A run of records
───

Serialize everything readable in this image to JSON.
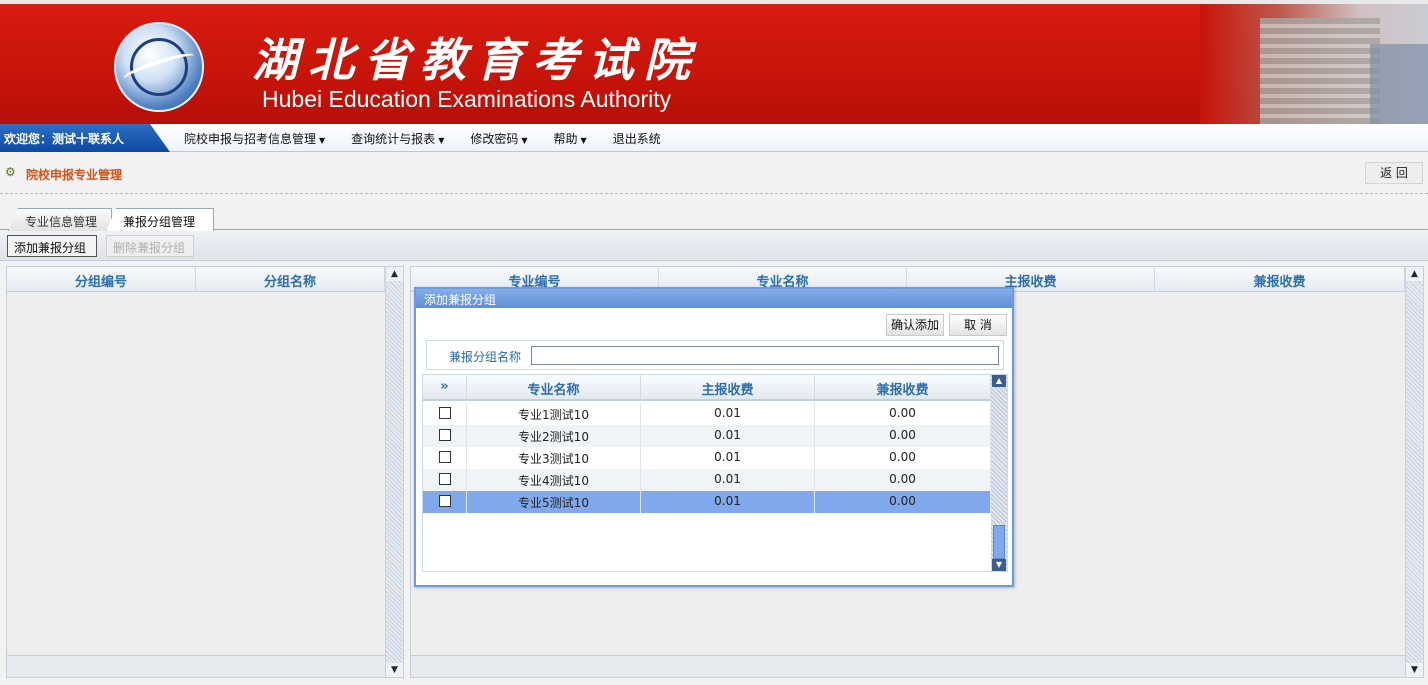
{
  "header": {
    "title_cn": "湖北省教育考试院",
    "title_en": "Hubei Education Examinations Authority"
  },
  "nav": {
    "welcome": "欢迎您：测试十联系人",
    "items": [
      {
        "label": "院校申报与招考信息管理",
        "dropdown": true
      },
      {
        "label": "查询统计与报表",
        "dropdown": true
      },
      {
        "label": "修改密码",
        "dropdown": true
      },
      {
        "label": "帮助",
        "dropdown": true
      },
      {
        "label": "退出系统",
        "dropdown": false
      }
    ]
  },
  "page": {
    "title": "院校申报专业管理",
    "back_label": "返 回"
  },
  "tabs": [
    {
      "label": "专业信息管理",
      "active": false
    },
    {
      "label": "兼报分组管理",
      "active": true
    }
  ],
  "toolbar": {
    "add_label": "添加兼报分组",
    "delete_label": "删除兼报分组"
  },
  "left_grid": {
    "columns": [
      "分组编号",
      "分组名称"
    ]
  },
  "right_grid": {
    "columns": [
      "专业编号",
      "专业名称",
      "主报收费",
      "兼报收费"
    ]
  },
  "dialog": {
    "title": "添加兼报分组",
    "confirm_label": "确认添加",
    "cancel_label": "取 消",
    "field_label": "兼报分组名称",
    "field_value": "",
    "columns": [
      "专业名称",
      "主报收费",
      "兼报收费"
    ],
    "rows": [
      {
        "name": "专业1测试10",
        "main_fee": "0.01",
        "side_fee": "0.00",
        "checked": false,
        "selected": false
      },
      {
        "name": "专业2测试10",
        "main_fee": "0.01",
        "side_fee": "0.00",
        "checked": false,
        "selected": false
      },
      {
        "name": "专业3测试10",
        "main_fee": "0.01",
        "side_fee": "0.00",
        "checked": false,
        "selected": false
      },
      {
        "name": "专业4测试10",
        "main_fee": "0.01",
        "side_fee": "0.00",
        "checked": false,
        "selected": false
      },
      {
        "name": "专业5测试10",
        "main_fee": "0.01",
        "side_fee": "0.00",
        "checked": false,
        "selected": true
      }
    ]
  },
  "colors": {
    "banner_red": "#c8140a",
    "accent_blue": "#2c6fb0",
    "selected_row": "#7fa9ec",
    "title_orange": "#d0541a"
  }
}
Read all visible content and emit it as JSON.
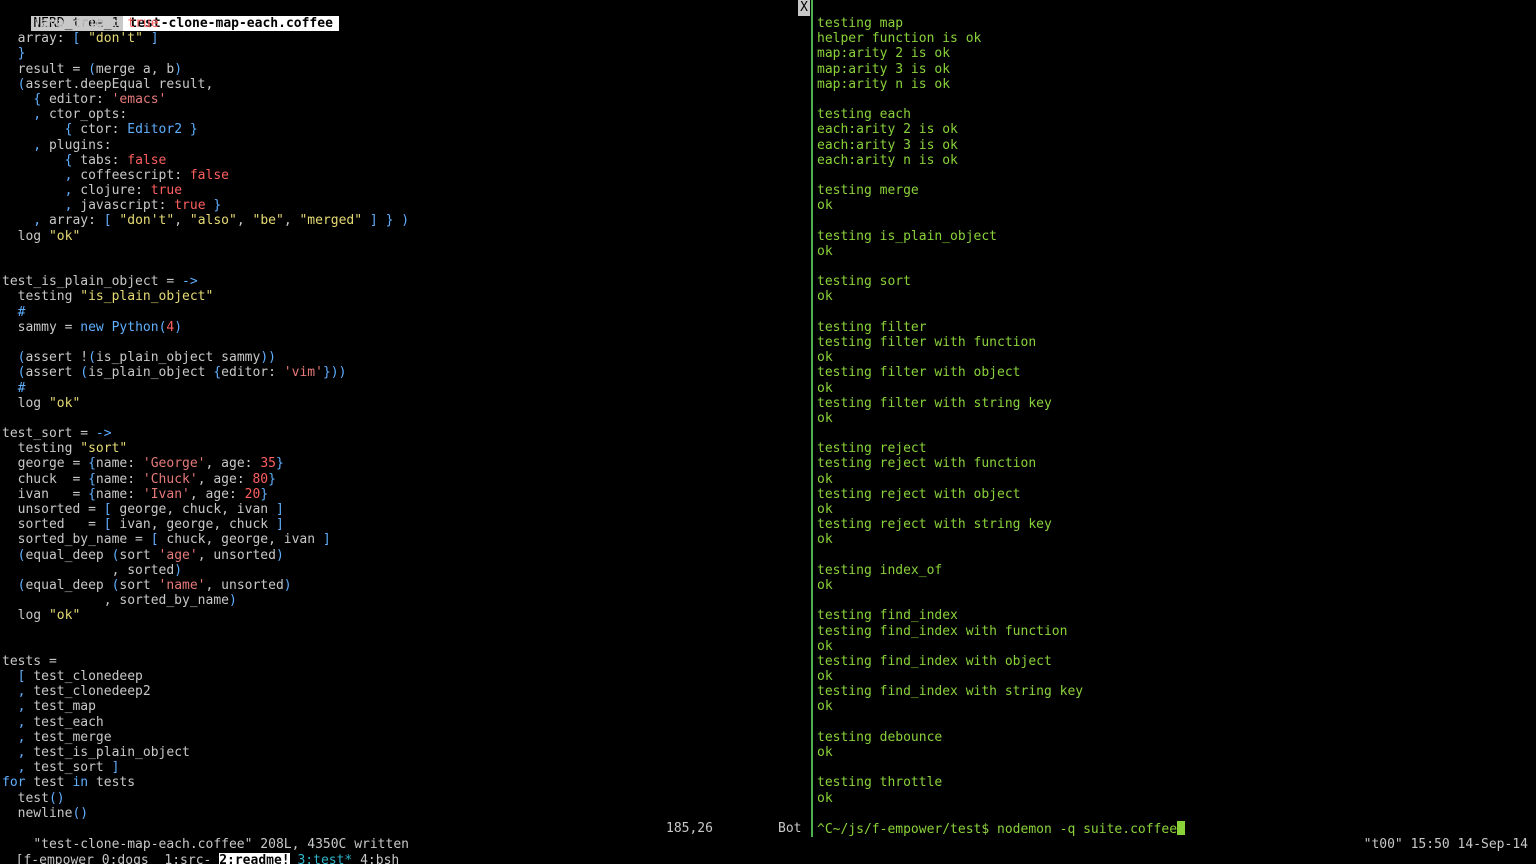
{
  "vim": {
    "tabs": [
      {
        "label": "NERD_tree_1",
        "active": false
      },
      {
        "label": "test-clone-map-each.coffee",
        "active": true
      }
    ],
    "close_label": "X",
    "code_lines": [
      [
        [
          "    ",
          "plain"
        ],
        [
          "javascript",
          "prop"
        ],
        [
          ": ",
          "plain"
        ],
        [
          "true",
          "bool"
        ]
      ],
      [
        [
          "  array: ",
          "plain"
        ],
        [
          "[ ",
          "br"
        ],
        [
          "\"don't\"",
          "str"
        ],
        [
          " ]",
          "br"
        ]
      ],
      [
        [
          "  }",
          "br"
        ]
      ],
      [
        [
          "  result = ",
          "plain"
        ],
        [
          "(",
          "br"
        ],
        [
          "merge a, b",
          "plain"
        ],
        [
          ")",
          "br"
        ]
      ],
      [
        [
          "  ",
          "plain"
        ],
        [
          "(",
          "br"
        ],
        [
          "assert.deepEqual result,",
          "plain"
        ]
      ],
      [
        [
          "    ",
          "plain"
        ],
        [
          "{ ",
          "br"
        ],
        [
          "editor",
          "prop"
        ],
        [
          ": ",
          "plain"
        ],
        [
          "'emacs'",
          "sq"
        ]
      ],
      [
        [
          "    , ",
          "br"
        ],
        [
          "ctor_opts",
          "prop"
        ],
        [
          ":",
          "plain"
        ]
      ],
      [
        [
          "        ",
          "plain"
        ],
        [
          "{ ",
          "br"
        ],
        [
          "ctor",
          "prop"
        ],
        [
          ": ",
          "plain"
        ],
        [
          "Editor2",
          "fn"
        ],
        [
          " }",
          "br"
        ]
      ],
      [
        [
          "    , ",
          "br"
        ],
        [
          "plugins",
          "prop"
        ],
        [
          ":",
          "plain"
        ]
      ],
      [
        [
          "        ",
          "plain"
        ],
        [
          "{ ",
          "br"
        ],
        [
          "tabs",
          "prop"
        ],
        [
          ": ",
          "plain"
        ],
        [
          "false",
          "bool"
        ]
      ],
      [
        [
          "        , ",
          "br"
        ],
        [
          "coffeescript",
          "prop"
        ],
        [
          ": ",
          "plain"
        ],
        [
          "false",
          "bool"
        ]
      ],
      [
        [
          "        , ",
          "br"
        ],
        [
          "clojure",
          "prop"
        ],
        [
          ": ",
          "plain"
        ],
        [
          "true",
          "bool"
        ]
      ],
      [
        [
          "        , ",
          "br"
        ],
        [
          "javascript",
          "prop"
        ],
        [
          ": ",
          "plain"
        ],
        [
          "true",
          "bool"
        ],
        [
          " }",
          "br"
        ]
      ],
      [
        [
          "    , ",
          "br"
        ],
        [
          "array",
          "prop"
        ],
        [
          ": ",
          "plain"
        ],
        [
          "[ ",
          "br"
        ],
        [
          "\"don't\"",
          "str"
        ],
        [
          ", ",
          "plain"
        ],
        [
          "\"also\"",
          "str"
        ],
        [
          ", ",
          "plain"
        ],
        [
          "\"be\"",
          "str"
        ],
        [
          ", ",
          "plain"
        ],
        [
          "\"merged\"",
          "str"
        ],
        [
          " ] } )",
          "br"
        ]
      ],
      [
        [
          "  log ",
          "plain"
        ],
        [
          "\"ok\"",
          "str"
        ]
      ],
      [],
      [],
      [
        [
          "test_is_plain_object = ",
          "plain"
        ],
        [
          "->",
          "kw"
        ]
      ],
      [
        [
          "  testing ",
          "plain"
        ],
        [
          "\"is_plain_object\"",
          "str"
        ]
      ],
      [
        [
          "  #",
          "kw"
        ]
      ],
      [
        [
          "  sammy = ",
          "plain"
        ],
        [
          "new ",
          "kw"
        ],
        [
          "Python",
          "fn"
        ],
        [
          "(",
          "br"
        ],
        [
          "4",
          "num"
        ],
        [
          ")",
          "br"
        ]
      ],
      [],
      [
        [
          "  ",
          "plain"
        ],
        [
          "(",
          "br"
        ],
        [
          "assert !",
          "plain"
        ],
        [
          "(",
          "br"
        ],
        [
          "is_plain_object sammy",
          "plain"
        ],
        [
          "))",
          "br"
        ]
      ],
      [
        [
          "  ",
          "plain"
        ],
        [
          "(",
          "br"
        ],
        [
          "assert ",
          "plain"
        ],
        [
          "(",
          "br"
        ],
        [
          "is_plain_object ",
          "plain"
        ],
        [
          "{",
          "br"
        ],
        [
          "editor",
          "prop"
        ],
        [
          ": ",
          "plain"
        ],
        [
          "'vim'",
          "sq"
        ],
        [
          "}))",
          "br"
        ]
      ],
      [
        [
          "  #",
          "kw"
        ]
      ],
      [
        [
          "  log ",
          "plain"
        ],
        [
          "\"ok\"",
          "str"
        ]
      ],
      [],
      [
        [
          "test_sort = ",
          "plain"
        ],
        [
          "->",
          "kw"
        ]
      ],
      [
        [
          "  testing ",
          "plain"
        ],
        [
          "\"sort\"",
          "str"
        ]
      ],
      [
        [
          "  george = ",
          "plain"
        ],
        [
          "{",
          "br"
        ],
        [
          "name",
          "prop"
        ],
        [
          ": ",
          "plain"
        ],
        [
          "'George'",
          "sq"
        ],
        [
          ", ",
          "plain"
        ],
        [
          "age",
          "prop"
        ],
        [
          ": ",
          "plain"
        ],
        [
          "35",
          "num"
        ],
        [
          "}",
          "br"
        ]
      ],
      [
        [
          "  chuck  = ",
          "plain"
        ],
        [
          "{",
          "br"
        ],
        [
          "name",
          "prop"
        ],
        [
          ": ",
          "plain"
        ],
        [
          "'Chuck'",
          "sq"
        ],
        [
          ", ",
          "plain"
        ],
        [
          "age",
          "prop"
        ],
        [
          ": ",
          "plain"
        ],
        [
          "80",
          "num"
        ],
        [
          "}",
          "br"
        ]
      ],
      [
        [
          "  ivan   = ",
          "plain"
        ],
        [
          "{",
          "br"
        ],
        [
          "name",
          "prop"
        ],
        [
          ": ",
          "plain"
        ],
        [
          "'Ivan'",
          "sq"
        ],
        [
          ", ",
          "plain"
        ],
        [
          "age",
          "prop"
        ],
        [
          ": ",
          "plain"
        ],
        [
          "20",
          "num"
        ],
        [
          "}",
          "br"
        ]
      ],
      [
        [
          "  unsorted = ",
          "plain"
        ],
        [
          "[ ",
          "br"
        ],
        [
          "george, chuck, ivan",
          "plain"
        ],
        [
          " ]",
          "br"
        ]
      ],
      [
        [
          "  sorted   = ",
          "plain"
        ],
        [
          "[ ",
          "br"
        ],
        [
          "ivan, george, chuck",
          "plain"
        ],
        [
          " ]",
          "br"
        ]
      ],
      [
        [
          "  sorted_by_name = ",
          "plain"
        ],
        [
          "[ ",
          "br"
        ],
        [
          "chuck, george, ivan",
          "plain"
        ],
        [
          " ]",
          "br"
        ]
      ],
      [
        [
          "  ",
          "plain"
        ],
        [
          "(",
          "br"
        ],
        [
          "equal_deep ",
          "plain"
        ],
        [
          "(",
          "br"
        ],
        [
          "sort ",
          "plain"
        ],
        [
          "'age'",
          "sq"
        ],
        [
          ", unsorted",
          "plain"
        ],
        [
          ")",
          "br"
        ]
      ],
      [
        [
          "              , sorted",
          "plain"
        ],
        [
          ")",
          "br"
        ]
      ],
      [
        [
          "  ",
          "plain"
        ],
        [
          "(",
          "br"
        ],
        [
          "equal_deep ",
          "plain"
        ],
        [
          "(",
          "br"
        ],
        [
          "sort ",
          "plain"
        ],
        [
          "'name'",
          "sq"
        ],
        [
          ", unsorted",
          "plain"
        ],
        [
          ")",
          "br"
        ]
      ],
      [
        [
          "             , sorted_by_name",
          "plain"
        ],
        [
          ")",
          "br"
        ]
      ],
      [
        [
          "  log ",
          "plain"
        ],
        [
          "\"ok\"",
          "str"
        ]
      ],
      [],
      [],
      [
        [
          "tests =",
          "plain"
        ]
      ],
      [
        [
          "  [ ",
          "br"
        ],
        [
          "test_clonedeep",
          "plain"
        ]
      ],
      [
        [
          "  , ",
          "br"
        ],
        [
          "test_clonedeep2",
          "plain"
        ]
      ],
      [
        [
          "  , ",
          "br"
        ],
        [
          "test_map",
          "plain"
        ]
      ],
      [
        [
          "  , ",
          "br"
        ],
        [
          "test_each",
          "plain"
        ]
      ],
      [
        [
          "  , ",
          "br"
        ],
        [
          "test_merge",
          "plain"
        ]
      ],
      [
        [
          "  , ",
          "br"
        ],
        [
          "test_is_plain_object",
          "plain"
        ]
      ],
      [
        [
          "  , ",
          "br"
        ],
        [
          "test_sort",
          "plain"
        ],
        [
          " ]",
          "br"
        ]
      ],
      [
        [
          "for ",
          "kw"
        ],
        [
          "test ",
          "plain"
        ],
        [
          "in ",
          "kw"
        ],
        [
          "tests",
          "plain"
        ]
      ],
      [
        [
          "  test",
          "plain"
        ],
        [
          "()",
          "br"
        ]
      ],
      [
        [
          "  newline",
          "plain"
        ],
        [
          "()",
          "br"
        ]
      ]
    ],
    "cmdline": {
      "message": "\"test-clone-map-each.coffee\" 208L, 4350C written",
      "position": "185,26",
      "scroll": "Bot"
    }
  },
  "terminal": {
    "lines": [
      "testing map",
      "helper function is ok",
      "map:arity 2 is ok",
      "map:arity 3 is ok",
      "map:arity n is ok",
      "",
      "testing each",
      "each:arity 2 is ok",
      "each:arity 3 is ok",
      "each:arity n is ok",
      "",
      "testing merge",
      "ok",
      "",
      "testing is_plain_object",
      "ok",
      "",
      "testing sort",
      "ok",
      "",
      "testing filter",
      "testing filter with function",
      "ok",
      "testing filter with object",
      "ok",
      "testing filter with string key",
      "ok",
      "",
      "testing reject",
      "testing reject with function",
      "ok",
      "testing reject with object",
      "ok",
      "testing reject with string key",
      "ok",
      "",
      "testing index_of",
      "ok",
      "",
      "testing find_index",
      "testing find_index with function",
      "ok",
      "testing find_index with object",
      "ok",
      "testing find_index with string key",
      "ok",
      "",
      "testing debounce",
      "ok",
      "",
      "testing throttle",
      "ok"
    ],
    "prompt": "^C~/js/f-empower/test$ nodemon -q suite.coffee"
  },
  "tmux": {
    "session": "[f-empower",
    "windows": [
      {
        "label": "0:dogs",
        "state": "normal"
      },
      {
        "label": "1:src-",
        "state": "normal"
      },
      {
        "label": "2:readme!",
        "state": "current"
      },
      {
        "label": "3:test*",
        "state": "last"
      },
      {
        "label": "4:bsh",
        "state": "normal"
      }
    ],
    "right": "\"t00\" 15:50 14-Sep-14"
  }
}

───

Track down every line holding the string "arity" and copy it.

      "map:arity 2 is ok",
      "map:arity 3 is ok",
      "map:arity n is ok",
      "each:arity 2 is ok",
      "each:arity 3 is ok",
      "each:arity n is ok",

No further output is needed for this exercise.